* [Given instruction]:
Each record needs to be echoed exactly; can you do that?

* [Material provided]:
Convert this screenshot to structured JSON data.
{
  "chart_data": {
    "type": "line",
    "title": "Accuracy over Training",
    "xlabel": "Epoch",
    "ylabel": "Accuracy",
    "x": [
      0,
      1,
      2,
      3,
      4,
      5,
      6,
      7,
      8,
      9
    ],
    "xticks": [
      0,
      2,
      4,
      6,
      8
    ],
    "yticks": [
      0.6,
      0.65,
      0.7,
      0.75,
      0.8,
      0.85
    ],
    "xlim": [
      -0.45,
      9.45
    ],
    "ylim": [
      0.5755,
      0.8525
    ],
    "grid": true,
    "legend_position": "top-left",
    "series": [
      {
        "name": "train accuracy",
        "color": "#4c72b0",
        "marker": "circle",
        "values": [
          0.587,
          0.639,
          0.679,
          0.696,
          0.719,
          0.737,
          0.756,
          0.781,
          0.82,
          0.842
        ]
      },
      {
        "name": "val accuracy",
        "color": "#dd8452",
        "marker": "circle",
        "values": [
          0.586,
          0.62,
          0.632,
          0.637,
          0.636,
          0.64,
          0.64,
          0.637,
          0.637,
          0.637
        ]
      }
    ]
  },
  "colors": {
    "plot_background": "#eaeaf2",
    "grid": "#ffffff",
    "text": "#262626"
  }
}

* [Right answer]:
Convert this screenshot to structured JSON data.
{
  "chart_data": {
    "type": "line",
    "title": "Accuracy over Training",
    "xlabel": "Epoch",
    "ylabel": "Accuracy",
    "x": [
      0,
      1,
      2,
      3,
      4,
      5,
      6,
      7,
      8,
      9
    ],
    "xticks": [
      0,
      2,
      4,
      6,
      8
    ],
    "yticks": [
      0.6,
      0.65,
      0.7,
      0.75,
      0.8,
      0.85
    ],
    "xlim": [
      -0.45,
      9.45
    ],
    "ylim": [
      0.5755,
      0.8525
    ],
    "grid": true,
    "legend_position": "top-left",
    "series": [
      {
        "name": "train accuracy",
        "color": "#4c72b0",
        "marker": "circle",
        "values": [
          0.587,
          0.639,
          0.679,
          0.696,
          0.719,
          0.737,
          0.756,
          0.781,
          0.82,
          0.842
        ]
      },
      {
        "name": "val accuracy",
        "color": "#dd8452",
        "marker": "circle",
        "values": [
          0.586,
          0.62,
          0.632,
          0.637,
          0.636,
          0.64,
          0.64,
          0.637,
          0.637,
          0.637
        ]
      }
    ]
  },
  "colors": {
    "plot_background": "#eaeaf2",
    "grid": "#ffffff",
    "text": "#262626"
  }
}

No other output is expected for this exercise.